#### [Set problem]
Repeat the entire listing exactly.

#### [Supplied material]
-=-=-=-=-

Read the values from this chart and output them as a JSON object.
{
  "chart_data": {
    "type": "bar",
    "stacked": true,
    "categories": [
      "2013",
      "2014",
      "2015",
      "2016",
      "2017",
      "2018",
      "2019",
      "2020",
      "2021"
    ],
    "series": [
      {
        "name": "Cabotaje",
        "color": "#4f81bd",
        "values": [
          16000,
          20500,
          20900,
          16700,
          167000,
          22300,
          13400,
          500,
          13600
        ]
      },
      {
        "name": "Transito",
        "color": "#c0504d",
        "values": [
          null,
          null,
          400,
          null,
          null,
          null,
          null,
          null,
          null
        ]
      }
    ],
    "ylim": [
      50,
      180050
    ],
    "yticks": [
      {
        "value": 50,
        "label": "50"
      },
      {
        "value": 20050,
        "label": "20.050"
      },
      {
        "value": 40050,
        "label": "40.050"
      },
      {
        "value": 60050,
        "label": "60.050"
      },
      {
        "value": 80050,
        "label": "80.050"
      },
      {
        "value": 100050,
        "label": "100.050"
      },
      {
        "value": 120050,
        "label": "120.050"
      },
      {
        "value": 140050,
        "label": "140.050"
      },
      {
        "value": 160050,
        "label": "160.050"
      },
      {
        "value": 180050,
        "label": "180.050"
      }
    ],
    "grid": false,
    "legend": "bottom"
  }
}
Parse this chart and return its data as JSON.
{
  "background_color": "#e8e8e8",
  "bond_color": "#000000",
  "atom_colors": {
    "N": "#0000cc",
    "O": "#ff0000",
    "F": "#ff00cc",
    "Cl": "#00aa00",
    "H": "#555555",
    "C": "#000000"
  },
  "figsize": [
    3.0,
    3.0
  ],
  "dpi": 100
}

-=-=-=-=-

#### [Completed exercise]
Read the values from this chart and output them as a JSON object.
{
  "chart_data": {
    "type": "bar",
    "stacked": true,
    "categories": [
      "2013",
      "2014",
      "2015",
      "2016",
      "2017",
      "2018",
      "2019",
      "2020",
      "2021"
    ],
    "series": [
      {
        "name": "Cabotaje",
        "color": "#4f81bd",
        "values": [
          16000,
          20500,
          20900,
          16700,
          167000,
          22300,
          13400,
          500,
          13600
        ]
      },
      {
        "name": "Transito",
        "color": "#c0504d",
        "values": [
          null,
          null,
          400,
          null,
          null,
          null,
          null,
          null,
          null
        ]
      }
    ],
    "ylim": [
      50,
      180050
    ],
    "yticks": [
      {
        "value": 50,
        "label": "50"
      },
      {
        "value": 20050,
        "label": "20.050"
      },
      {
        "value": 40050,
        "label": "40.050"
      },
      {
        "value": 60050,
        "label": "60.050"
      },
      {
        "value": 80050,
        "label": "80.050"
      },
      {
        "value": 100050,
        "label": "100.050"
      },
      {
        "value": 120050,
        "label": "120.050"
      },
      {
        "value": 140050,
        "label": "140.050"
      },
      {
        "value": 160050,
        "label": "160.050"
      },
      {
        "value": 180050,
        "label": "180.050"
      }
    ],
    "grid": false,
    "legend": "bottom"
  }
}
Parse this chart and return its data as JSON.
{
  "background_color": "#e8e8e8",
  "bond_color": "#000000",
  "atom_colors": {
    "N": "#0000cc",
    "O": "#ff0000",
    "F": "#ff00cc",
    "Cl": "#00aa00",
    "H": "#555555",
    "C": "#000000"
  },
  "figsize": [
    3.0,
    3.0
  ],
  "dpi": 100
}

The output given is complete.